** What you will do **
Only the number is wanted: how many lines in the data contain "this"?

-- start Extracted entries --

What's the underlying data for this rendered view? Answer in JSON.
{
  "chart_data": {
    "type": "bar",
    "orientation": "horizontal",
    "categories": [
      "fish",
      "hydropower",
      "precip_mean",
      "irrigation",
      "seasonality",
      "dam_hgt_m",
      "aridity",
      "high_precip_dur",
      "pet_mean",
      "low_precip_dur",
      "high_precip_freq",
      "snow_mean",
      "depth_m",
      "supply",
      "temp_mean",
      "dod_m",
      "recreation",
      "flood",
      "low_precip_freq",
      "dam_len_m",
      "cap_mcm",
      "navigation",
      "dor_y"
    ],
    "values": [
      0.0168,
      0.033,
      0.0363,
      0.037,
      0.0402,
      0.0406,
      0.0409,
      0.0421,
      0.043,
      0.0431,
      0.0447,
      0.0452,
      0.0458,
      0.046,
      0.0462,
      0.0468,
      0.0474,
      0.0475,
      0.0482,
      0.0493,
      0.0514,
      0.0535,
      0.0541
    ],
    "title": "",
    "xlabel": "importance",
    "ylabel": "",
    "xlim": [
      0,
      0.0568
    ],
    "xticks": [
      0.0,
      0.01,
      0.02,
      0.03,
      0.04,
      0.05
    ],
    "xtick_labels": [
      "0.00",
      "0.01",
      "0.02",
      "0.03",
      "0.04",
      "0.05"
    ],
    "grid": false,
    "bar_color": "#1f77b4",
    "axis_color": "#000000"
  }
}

-- end Extracted entries --
-- start Extracted entries --

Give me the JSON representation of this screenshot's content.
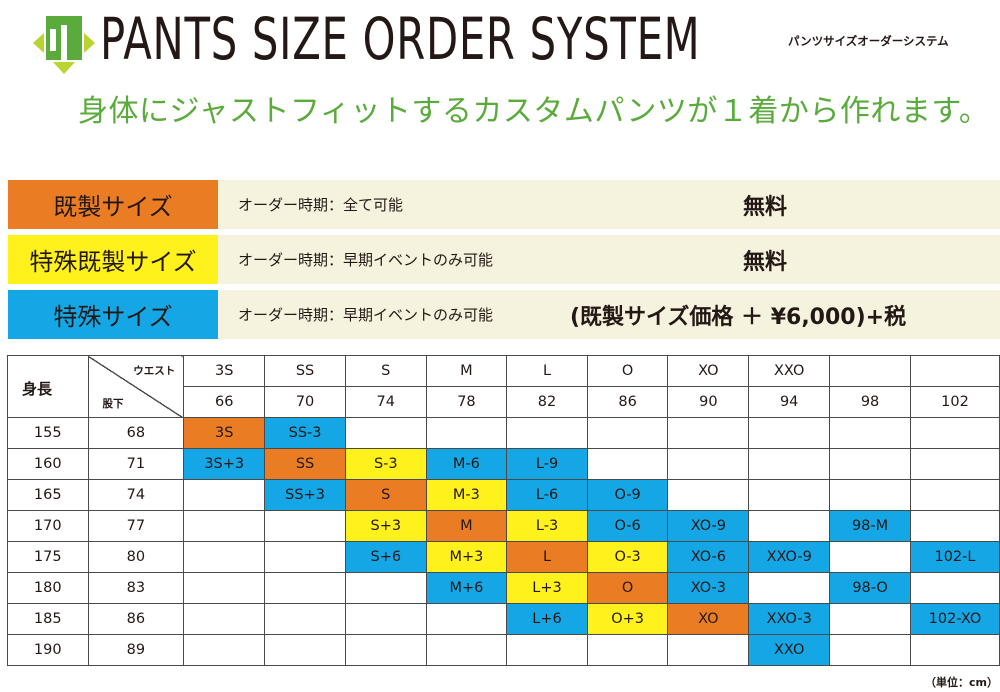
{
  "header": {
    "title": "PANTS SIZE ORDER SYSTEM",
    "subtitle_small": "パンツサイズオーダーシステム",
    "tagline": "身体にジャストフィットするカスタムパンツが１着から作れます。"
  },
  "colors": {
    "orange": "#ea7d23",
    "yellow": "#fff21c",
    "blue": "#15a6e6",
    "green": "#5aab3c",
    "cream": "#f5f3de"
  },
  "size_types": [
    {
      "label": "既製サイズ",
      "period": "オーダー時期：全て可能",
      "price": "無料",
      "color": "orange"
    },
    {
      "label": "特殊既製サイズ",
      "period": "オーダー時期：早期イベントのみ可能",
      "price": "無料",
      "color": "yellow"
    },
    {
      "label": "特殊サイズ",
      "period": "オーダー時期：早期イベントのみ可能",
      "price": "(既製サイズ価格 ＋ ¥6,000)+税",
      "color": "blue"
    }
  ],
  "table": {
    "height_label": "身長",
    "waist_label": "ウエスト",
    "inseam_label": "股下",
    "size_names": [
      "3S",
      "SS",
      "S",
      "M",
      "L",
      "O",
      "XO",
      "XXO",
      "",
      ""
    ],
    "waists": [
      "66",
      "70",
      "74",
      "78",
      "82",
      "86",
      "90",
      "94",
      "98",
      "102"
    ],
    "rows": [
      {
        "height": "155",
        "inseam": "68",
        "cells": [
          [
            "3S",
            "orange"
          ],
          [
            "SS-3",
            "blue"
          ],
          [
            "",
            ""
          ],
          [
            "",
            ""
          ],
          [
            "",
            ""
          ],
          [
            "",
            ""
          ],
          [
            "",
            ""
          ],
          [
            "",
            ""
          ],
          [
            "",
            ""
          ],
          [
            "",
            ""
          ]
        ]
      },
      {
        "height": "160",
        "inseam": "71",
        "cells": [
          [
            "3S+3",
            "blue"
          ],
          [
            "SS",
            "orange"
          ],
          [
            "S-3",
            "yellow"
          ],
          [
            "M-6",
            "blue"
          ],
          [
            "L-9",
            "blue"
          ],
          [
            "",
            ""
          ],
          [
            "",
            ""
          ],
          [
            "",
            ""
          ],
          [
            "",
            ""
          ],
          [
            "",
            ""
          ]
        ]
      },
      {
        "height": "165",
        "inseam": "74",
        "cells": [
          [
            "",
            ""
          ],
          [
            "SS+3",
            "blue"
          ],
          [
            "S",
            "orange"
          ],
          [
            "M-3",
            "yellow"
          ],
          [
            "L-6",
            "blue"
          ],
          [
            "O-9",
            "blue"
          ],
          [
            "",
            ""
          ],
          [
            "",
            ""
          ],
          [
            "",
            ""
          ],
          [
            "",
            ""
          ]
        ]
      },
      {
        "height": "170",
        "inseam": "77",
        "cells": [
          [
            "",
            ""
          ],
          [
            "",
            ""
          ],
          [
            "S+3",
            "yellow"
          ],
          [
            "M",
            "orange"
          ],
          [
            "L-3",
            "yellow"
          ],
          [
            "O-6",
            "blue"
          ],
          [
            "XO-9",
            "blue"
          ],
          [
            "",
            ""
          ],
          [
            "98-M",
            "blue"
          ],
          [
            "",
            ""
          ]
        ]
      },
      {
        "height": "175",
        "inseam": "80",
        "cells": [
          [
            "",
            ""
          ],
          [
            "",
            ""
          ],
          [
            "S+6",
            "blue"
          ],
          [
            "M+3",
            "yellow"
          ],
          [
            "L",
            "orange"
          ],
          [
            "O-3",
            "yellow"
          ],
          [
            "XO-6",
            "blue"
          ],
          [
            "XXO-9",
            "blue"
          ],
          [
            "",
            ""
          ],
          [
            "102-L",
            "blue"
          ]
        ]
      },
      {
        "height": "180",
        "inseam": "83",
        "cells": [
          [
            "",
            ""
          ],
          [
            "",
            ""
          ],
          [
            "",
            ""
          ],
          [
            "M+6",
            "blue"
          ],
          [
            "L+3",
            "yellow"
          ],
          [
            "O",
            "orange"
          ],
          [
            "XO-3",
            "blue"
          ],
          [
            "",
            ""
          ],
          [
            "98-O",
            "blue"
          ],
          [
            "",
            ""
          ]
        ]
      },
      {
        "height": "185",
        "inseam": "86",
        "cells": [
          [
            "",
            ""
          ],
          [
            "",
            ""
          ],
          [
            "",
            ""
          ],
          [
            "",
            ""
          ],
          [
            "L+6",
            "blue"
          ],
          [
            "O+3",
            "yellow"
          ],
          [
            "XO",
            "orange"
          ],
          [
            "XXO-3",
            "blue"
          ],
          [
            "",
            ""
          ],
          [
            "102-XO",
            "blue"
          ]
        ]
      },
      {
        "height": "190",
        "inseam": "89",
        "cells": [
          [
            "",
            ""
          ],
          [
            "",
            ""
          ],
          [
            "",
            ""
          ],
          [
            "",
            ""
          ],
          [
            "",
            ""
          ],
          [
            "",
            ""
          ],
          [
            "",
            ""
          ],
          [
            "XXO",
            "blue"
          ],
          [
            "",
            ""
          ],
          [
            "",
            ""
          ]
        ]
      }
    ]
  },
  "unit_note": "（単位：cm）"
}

-- end Extracted entries --

** Worked solution **
2